For every line in the data below that contains "процессы", copy the line.

########

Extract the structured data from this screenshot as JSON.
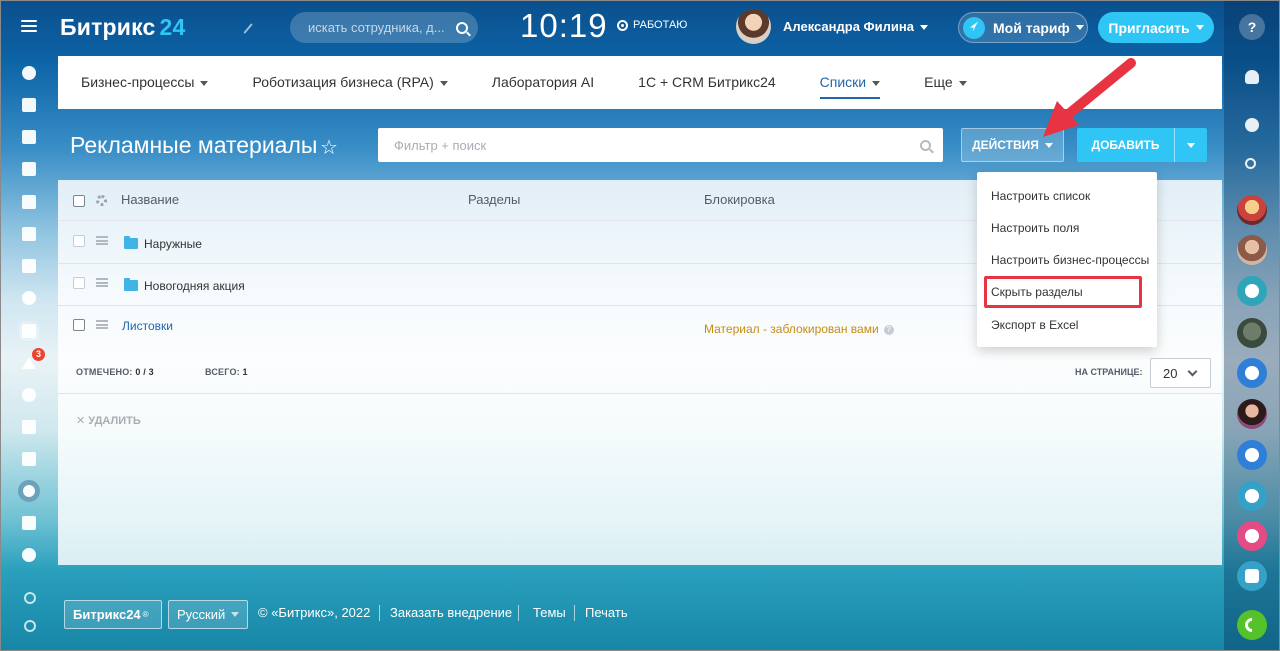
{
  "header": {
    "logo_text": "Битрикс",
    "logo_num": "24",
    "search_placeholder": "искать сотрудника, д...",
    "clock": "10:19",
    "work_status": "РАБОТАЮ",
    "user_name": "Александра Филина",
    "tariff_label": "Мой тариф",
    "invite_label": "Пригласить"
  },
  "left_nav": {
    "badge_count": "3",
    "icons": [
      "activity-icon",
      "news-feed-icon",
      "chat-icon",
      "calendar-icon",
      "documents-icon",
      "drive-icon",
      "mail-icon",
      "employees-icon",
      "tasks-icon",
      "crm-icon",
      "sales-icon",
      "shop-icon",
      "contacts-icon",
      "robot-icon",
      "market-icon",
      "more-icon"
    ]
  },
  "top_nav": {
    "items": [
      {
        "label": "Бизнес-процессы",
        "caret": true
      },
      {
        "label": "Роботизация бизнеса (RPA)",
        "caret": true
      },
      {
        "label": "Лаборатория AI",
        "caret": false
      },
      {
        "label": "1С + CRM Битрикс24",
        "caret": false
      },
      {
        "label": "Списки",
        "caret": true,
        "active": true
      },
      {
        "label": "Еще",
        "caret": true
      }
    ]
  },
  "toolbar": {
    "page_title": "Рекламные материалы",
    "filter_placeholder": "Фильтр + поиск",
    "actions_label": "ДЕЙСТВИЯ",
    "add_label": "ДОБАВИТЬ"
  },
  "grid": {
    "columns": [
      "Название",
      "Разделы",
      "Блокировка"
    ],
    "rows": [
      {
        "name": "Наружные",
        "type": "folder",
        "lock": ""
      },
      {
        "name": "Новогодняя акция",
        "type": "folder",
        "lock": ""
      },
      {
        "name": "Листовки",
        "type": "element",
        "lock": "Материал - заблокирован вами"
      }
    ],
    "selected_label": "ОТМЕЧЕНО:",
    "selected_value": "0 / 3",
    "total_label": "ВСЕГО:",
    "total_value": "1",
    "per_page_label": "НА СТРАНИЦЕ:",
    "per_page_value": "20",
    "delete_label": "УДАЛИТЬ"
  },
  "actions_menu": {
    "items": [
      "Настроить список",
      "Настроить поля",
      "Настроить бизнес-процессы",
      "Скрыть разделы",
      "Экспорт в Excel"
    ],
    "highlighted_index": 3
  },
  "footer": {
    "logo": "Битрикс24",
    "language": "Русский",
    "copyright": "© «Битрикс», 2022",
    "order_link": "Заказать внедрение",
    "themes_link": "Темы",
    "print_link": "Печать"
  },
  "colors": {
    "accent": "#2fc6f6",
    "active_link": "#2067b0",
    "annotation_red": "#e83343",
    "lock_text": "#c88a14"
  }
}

########

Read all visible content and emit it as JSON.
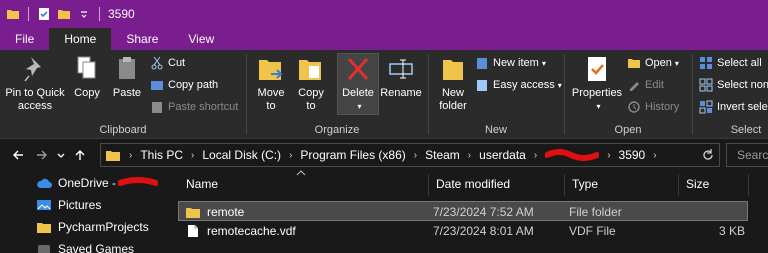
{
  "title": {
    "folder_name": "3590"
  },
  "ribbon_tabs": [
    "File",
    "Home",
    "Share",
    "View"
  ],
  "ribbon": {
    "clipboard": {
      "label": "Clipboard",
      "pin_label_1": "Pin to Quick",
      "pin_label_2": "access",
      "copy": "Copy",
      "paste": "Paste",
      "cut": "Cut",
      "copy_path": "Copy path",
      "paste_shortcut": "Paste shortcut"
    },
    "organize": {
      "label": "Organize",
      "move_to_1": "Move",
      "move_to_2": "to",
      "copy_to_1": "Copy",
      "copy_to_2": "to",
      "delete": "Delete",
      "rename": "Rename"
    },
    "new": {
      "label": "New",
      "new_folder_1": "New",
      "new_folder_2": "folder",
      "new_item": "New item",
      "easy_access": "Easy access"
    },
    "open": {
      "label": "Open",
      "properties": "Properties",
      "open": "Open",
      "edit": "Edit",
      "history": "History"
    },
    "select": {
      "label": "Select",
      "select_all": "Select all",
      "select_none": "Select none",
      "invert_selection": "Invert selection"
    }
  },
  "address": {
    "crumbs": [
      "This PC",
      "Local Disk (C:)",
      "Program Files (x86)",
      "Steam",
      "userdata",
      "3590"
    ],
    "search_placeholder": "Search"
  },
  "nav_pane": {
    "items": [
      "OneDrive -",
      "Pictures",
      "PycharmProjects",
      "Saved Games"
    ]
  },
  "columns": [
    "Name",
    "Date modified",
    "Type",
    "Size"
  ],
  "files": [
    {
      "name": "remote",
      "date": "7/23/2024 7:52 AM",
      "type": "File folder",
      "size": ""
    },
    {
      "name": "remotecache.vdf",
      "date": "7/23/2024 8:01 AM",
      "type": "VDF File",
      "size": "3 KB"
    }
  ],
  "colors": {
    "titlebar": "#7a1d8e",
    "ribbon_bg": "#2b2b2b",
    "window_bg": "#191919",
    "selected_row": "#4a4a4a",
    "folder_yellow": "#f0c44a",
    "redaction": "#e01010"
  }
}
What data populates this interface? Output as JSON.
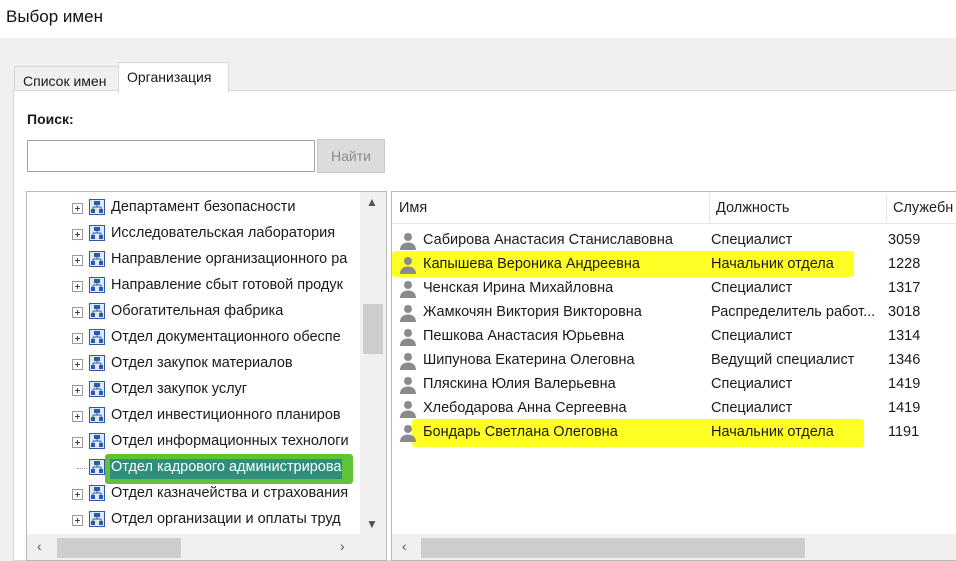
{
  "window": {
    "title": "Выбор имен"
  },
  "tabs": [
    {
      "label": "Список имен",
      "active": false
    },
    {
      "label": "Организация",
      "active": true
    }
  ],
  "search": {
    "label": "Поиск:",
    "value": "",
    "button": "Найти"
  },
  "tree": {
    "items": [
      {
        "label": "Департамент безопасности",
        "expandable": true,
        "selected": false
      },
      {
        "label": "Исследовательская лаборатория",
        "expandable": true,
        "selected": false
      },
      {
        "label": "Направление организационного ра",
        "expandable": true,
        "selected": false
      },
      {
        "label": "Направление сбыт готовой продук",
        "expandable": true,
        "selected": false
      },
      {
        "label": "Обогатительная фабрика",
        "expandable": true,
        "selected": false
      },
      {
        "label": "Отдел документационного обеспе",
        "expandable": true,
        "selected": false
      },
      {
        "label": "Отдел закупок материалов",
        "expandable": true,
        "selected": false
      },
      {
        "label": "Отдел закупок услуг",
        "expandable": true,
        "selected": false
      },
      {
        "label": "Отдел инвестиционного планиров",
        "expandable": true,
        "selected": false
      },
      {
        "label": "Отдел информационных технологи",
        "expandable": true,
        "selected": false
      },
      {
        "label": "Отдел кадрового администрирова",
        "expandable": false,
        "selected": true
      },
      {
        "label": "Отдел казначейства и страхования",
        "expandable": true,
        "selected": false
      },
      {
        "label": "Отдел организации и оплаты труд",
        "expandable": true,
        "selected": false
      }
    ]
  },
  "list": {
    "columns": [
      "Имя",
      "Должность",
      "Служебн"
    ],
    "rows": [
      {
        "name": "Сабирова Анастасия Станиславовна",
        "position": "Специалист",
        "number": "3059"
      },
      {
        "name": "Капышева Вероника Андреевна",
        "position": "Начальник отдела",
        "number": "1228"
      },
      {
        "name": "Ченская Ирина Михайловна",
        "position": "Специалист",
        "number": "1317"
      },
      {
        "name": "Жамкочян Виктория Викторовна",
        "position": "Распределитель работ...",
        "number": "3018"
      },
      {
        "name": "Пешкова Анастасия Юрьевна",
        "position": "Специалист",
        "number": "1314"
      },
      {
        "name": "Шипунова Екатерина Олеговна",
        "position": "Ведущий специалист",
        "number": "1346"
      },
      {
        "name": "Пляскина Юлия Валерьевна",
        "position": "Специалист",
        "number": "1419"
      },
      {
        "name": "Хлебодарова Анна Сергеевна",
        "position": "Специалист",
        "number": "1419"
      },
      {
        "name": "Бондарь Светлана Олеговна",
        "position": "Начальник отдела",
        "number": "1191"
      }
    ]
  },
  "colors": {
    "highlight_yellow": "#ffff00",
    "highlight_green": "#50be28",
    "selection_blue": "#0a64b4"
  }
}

########

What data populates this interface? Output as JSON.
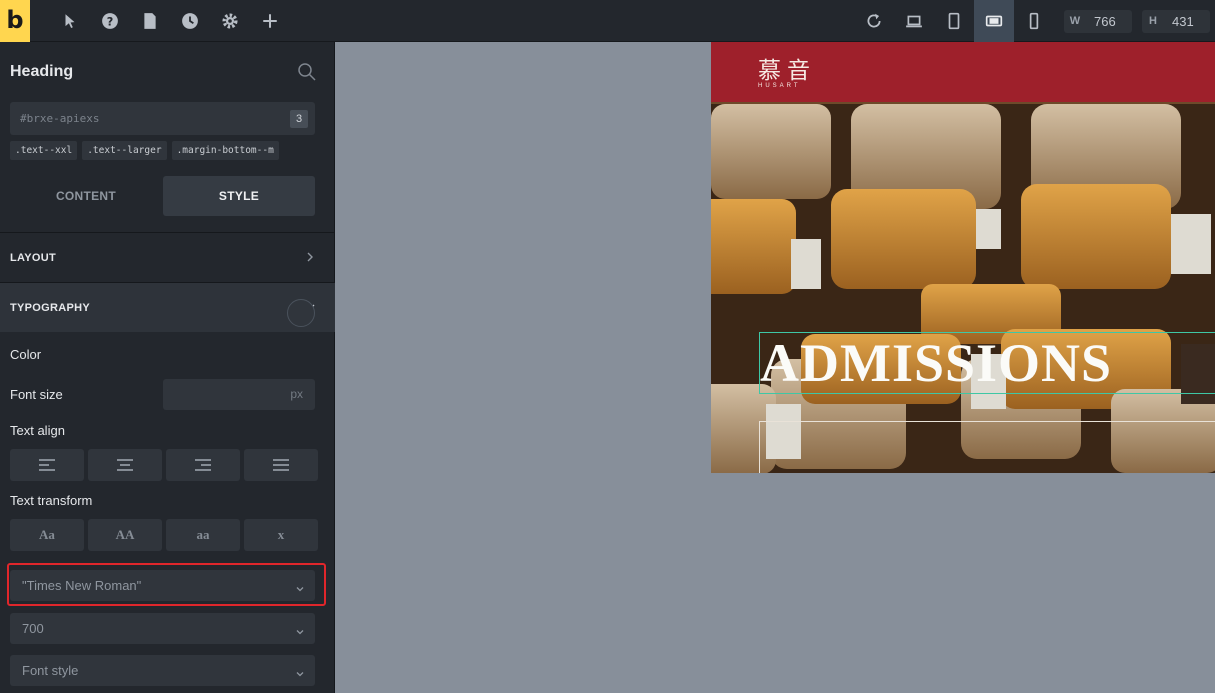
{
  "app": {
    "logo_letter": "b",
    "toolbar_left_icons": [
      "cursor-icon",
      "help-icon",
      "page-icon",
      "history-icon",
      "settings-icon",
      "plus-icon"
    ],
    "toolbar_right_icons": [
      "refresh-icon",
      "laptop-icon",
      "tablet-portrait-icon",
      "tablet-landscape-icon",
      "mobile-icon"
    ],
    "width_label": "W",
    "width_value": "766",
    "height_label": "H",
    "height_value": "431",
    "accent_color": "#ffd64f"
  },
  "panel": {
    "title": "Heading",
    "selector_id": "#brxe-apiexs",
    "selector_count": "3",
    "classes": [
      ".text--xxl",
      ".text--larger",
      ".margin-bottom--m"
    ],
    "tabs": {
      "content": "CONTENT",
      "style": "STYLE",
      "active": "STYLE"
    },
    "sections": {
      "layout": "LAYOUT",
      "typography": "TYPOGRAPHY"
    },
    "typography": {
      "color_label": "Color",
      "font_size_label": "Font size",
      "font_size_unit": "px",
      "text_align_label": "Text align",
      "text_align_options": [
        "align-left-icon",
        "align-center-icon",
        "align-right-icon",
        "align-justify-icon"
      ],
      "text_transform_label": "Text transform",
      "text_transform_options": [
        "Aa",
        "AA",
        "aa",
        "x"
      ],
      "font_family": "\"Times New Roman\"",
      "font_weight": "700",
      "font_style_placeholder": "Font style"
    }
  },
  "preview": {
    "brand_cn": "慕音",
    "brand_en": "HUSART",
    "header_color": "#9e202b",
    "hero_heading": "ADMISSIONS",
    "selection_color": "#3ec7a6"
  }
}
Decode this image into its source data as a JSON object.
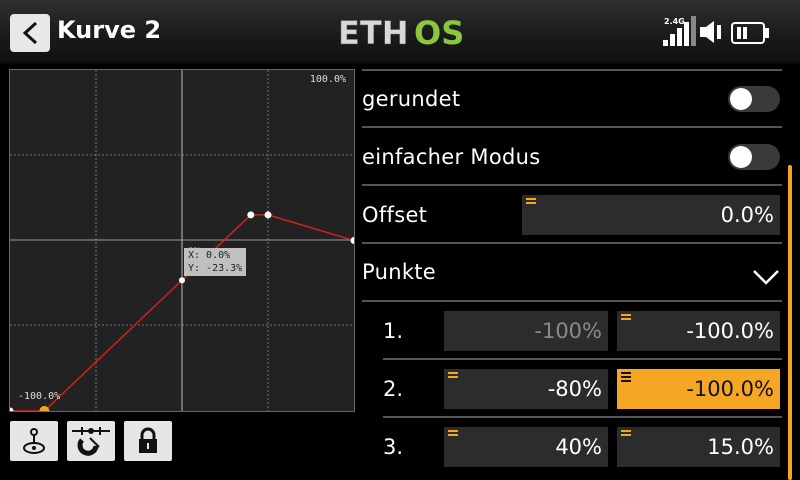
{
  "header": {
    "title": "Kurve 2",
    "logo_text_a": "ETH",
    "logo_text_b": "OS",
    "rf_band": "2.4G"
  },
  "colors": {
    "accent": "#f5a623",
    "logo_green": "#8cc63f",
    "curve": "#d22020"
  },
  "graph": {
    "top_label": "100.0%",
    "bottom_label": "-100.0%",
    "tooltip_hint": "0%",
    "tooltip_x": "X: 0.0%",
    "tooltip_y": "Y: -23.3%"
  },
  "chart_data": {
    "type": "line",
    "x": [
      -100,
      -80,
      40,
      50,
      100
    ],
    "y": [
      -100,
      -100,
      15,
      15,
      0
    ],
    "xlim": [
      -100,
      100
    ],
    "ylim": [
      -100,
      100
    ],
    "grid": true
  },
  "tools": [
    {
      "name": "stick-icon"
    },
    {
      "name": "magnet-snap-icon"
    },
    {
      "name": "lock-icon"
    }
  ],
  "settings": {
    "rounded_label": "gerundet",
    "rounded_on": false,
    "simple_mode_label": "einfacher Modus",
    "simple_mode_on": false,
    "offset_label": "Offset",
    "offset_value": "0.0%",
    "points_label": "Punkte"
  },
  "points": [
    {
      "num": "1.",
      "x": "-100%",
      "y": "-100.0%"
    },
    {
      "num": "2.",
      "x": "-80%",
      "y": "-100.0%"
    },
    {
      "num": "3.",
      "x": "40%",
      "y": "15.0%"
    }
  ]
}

########

● **Task answer**
        "label": "Бизнес-процессы",
      "Настроить бизнес-процессы",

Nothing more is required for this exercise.